> **INSTRUCTIONS FOR THE TASK**
Can you recast the stretch of the records below, from the line containing "data-label: 135 bbox=[696, 367, 717, 380]" through the line containing "data-label: 207 bbox=[65, 253, 86, 266]", as a Markdown table with the columns No. and Line, numbering each row and leaving out any blank lines?
-- start RECORDS TO USE --
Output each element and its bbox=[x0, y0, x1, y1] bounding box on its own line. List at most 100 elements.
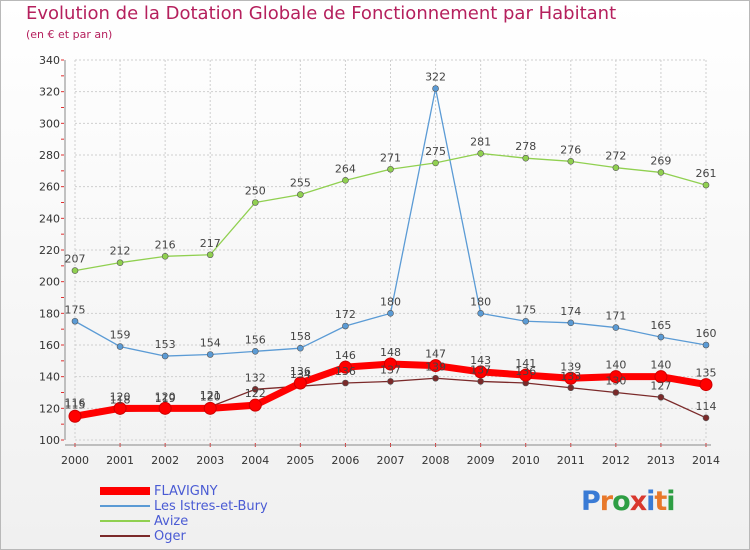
data-label: 135 bbox=[696, 367, 717, 380]
legend-label: Oger bbox=[154, 528, 186, 544]
data-label: 132 bbox=[245, 371, 266, 384]
logo-letter: P bbox=[581, 486, 601, 517]
data-label: 137 bbox=[470, 363, 491, 376]
data-point bbox=[612, 164, 620, 171]
data-point bbox=[432, 159, 439, 167]
data-point bbox=[297, 191, 304, 198]
data-point bbox=[161, 352, 169, 360]
data-point bbox=[297, 344, 304, 352]
logo-letter: t bbox=[654, 486, 667, 517]
data-point bbox=[342, 379, 349, 387]
data-label: 165 bbox=[650, 319, 671, 332]
data-point bbox=[564, 371, 578, 385]
data-label: 139 bbox=[560, 360, 581, 373]
data-label: 207 bbox=[65, 253, 86, 266]
data-label: 136 bbox=[335, 365, 356, 378]
logo-letter: r bbox=[599, 486, 613, 517]
data-point bbox=[387, 165, 394, 173]
data-point bbox=[113, 401, 127, 415]
y-tick-label: 200 bbox=[39, 276, 60, 289]
data-label: 130 bbox=[605, 375, 626, 388]
legend-item-oger: Oger bbox=[100, 528, 186, 544]
data-label: 276 bbox=[560, 143, 581, 156]
data-label: 137 bbox=[380, 363, 401, 376]
data-label: 216 bbox=[155, 238, 176, 251]
data-point bbox=[432, 374, 439, 382]
data-label: 140 bbox=[605, 359, 626, 372]
data-point bbox=[702, 341, 710, 349]
data-point bbox=[387, 310, 394, 317]
data-label: 140 bbox=[650, 359, 671, 372]
data-label: 261 bbox=[696, 167, 717, 180]
data-label: 148 bbox=[380, 346, 401, 359]
data-point bbox=[342, 322, 349, 330]
legend-item-les-istres-et-bury: Les Istres-et-Bury bbox=[100, 498, 268, 514]
data-label: 275 bbox=[425, 145, 446, 158]
legend-swatch bbox=[100, 520, 150, 522]
x-tick-label: 2012 bbox=[602, 454, 630, 467]
data-label: 147 bbox=[425, 348, 446, 361]
data-label: 175 bbox=[515, 303, 536, 316]
y-tick-label: 240 bbox=[39, 212, 60, 225]
data-point bbox=[657, 393, 665, 401]
data-label: 136 bbox=[290, 365, 311, 378]
data-point bbox=[116, 343, 124, 350]
legend-swatch bbox=[100, 487, 150, 495]
data-label: 134 bbox=[290, 368, 311, 381]
y-tick-label: 260 bbox=[39, 181, 60, 194]
data-point bbox=[161, 253, 169, 260]
y-tick-label: 280 bbox=[39, 149, 60, 162]
y-tick-label: 300 bbox=[39, 117, 60, 130]
data-label: 119 bbox=[155, 392, 176, 405]
proxiti-logo: Proxiti bbox=[581, 486, 676, 517]
data-label: 175 bbox=[65, 303, 86, 316]
data-label: 120 bbox=[155, 390, 176, 403]
y-tick-label: 180 bbox=[39, 307, 60, 320]
data-point bbox=[71, 317, 79, 325]
data-point bbox=[251, 348, 259, 355]
data-point bbox=[384, 357, 397, 371]
logo-letter: o bbox=[612, 486, 631, 517]
data-point bbox=[432, 85, 439, 92]
data-label: 217 bbox=[200, 237, 221, 250]
data-label: 133 bbox=[560, 370, 581, 383]
data-point bbox=[116, 259, 124, 266]
legend-label: Avize bbox=[154, 513, 189, 529]
x-tick-label: 2006 bbox=[331, 454, 359, 467]
data-label: 114 bbox=[696, 400, 717, 413]
data-point bbox=[657, 333, 665, 341]
data-point bbox=[519, 368, 533, 382]
data-label: 212 bbox=[110, 245, 131, 258]
data-label: 281 bbox=[470, 135, 491, 148]
data-label: 116 bbox=[65, 397, 86, 410]
data-label: 278 bbox=[515, 140, 536, 153]
data-label: 146 bbox=[335, 349, 356, 362]
data-label: 139 bbox=[425, 360, 446, 373]
legend-item-flavigny: FLAVIGNY bbox=[100, 483, 218, 499]
data-label: 269 bbox=[650, 154, 671, 167]
legend-swatch bbox=[100, 535, 150, 537]
data-point bbox=[477, 310, 484, 317]
x-tick-label: 2008 bbox=[422, 454, 450, 467]
data-label: 264 bbox=[335, 162, 356, 175]
legend-label: FLAVIGNY bbox=[154, 483, 218, 499]
data-point bbox=[567, 319, 575, 327]
data-point bbox=[251, 199, 259, 206]
y-tick-label: 220 bbox=[39, 244, 60, 257]
data-label: 136 bbox=[515, 365, 536, 378]
data-point bbox=[609, 370, 623, 384]
legend-label: Les Istres-et-Bury bbox=[154, 498, 268, 514]
y-tick-label: 160 bbox=[39, 339, 60, 352]
data-point bbox=[68, 409, 82, 423]
data-point bbox=[293, 376, 307, 390]
logo-letter: i bbox=[646, 486, 655, 517]
legend-item-avize: Avize bbox=[100, 513, 189, 529]
data-label: 121 bbox=[200, 389, 221, 402]
data-label: 158 bbox=[290, 330, 311, 343]
data-label: 159 bbox=[110, 329, 131, 342]
x-tick-label: 2011 bbox=[557, 454, 585, 467]
y-tick-label: 340 bbox=[39, 54, 60, 67]
data-point bbox=[477, 378, 484, 385]
data-point bbox=[612, 389, 620, 396]
data-label: 118 bbox=[110, 394, 131, 407]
-- end RECORDS TO USE --
> **OUTPUT BELOW**
| No. | Line |
|---|---|
| 1 | data-label: 135 bbox=[696, 367, 717, 380] |
| 2 | legend-label: Oger bbox=[154, 528, 186, 544] |
| 3 | data-label: 132 bbox=[245, 371, 266, 384] |
| 4 | logo-letter: P bbox=[581, 486, 601, 517] |
| 5 | data-label: 137 bbox=[470, 363, 491, 376] |
| 6 | data-point bbox=[612, 164, 620, 171] |
| 7 | data-point bbox=[432, 159, 439, 167] |
| 8 | data-point bbox=[297, 191, 304, 198] |
| 9 | data-point bbox=[161, 352, 169, 360] |
| 10 | data-point bbox=[297, 344, 304, 352] |
| 11 | logo-letter: t bbox=[654, 486, 667, 517] |
| 12 | data-point bbox=[342, 379, 349, 387] |
| 13 | data-label: 165 bbox=[650, 319, 671, 332] |
| 14 | data-point bbox=[564, 371, 578, 385] |
| 15 | data-label: 139 bbox=[560, 360, 581, 373] |
| 16 | data-label: 207 bbox=[65, 253, 86, 266] |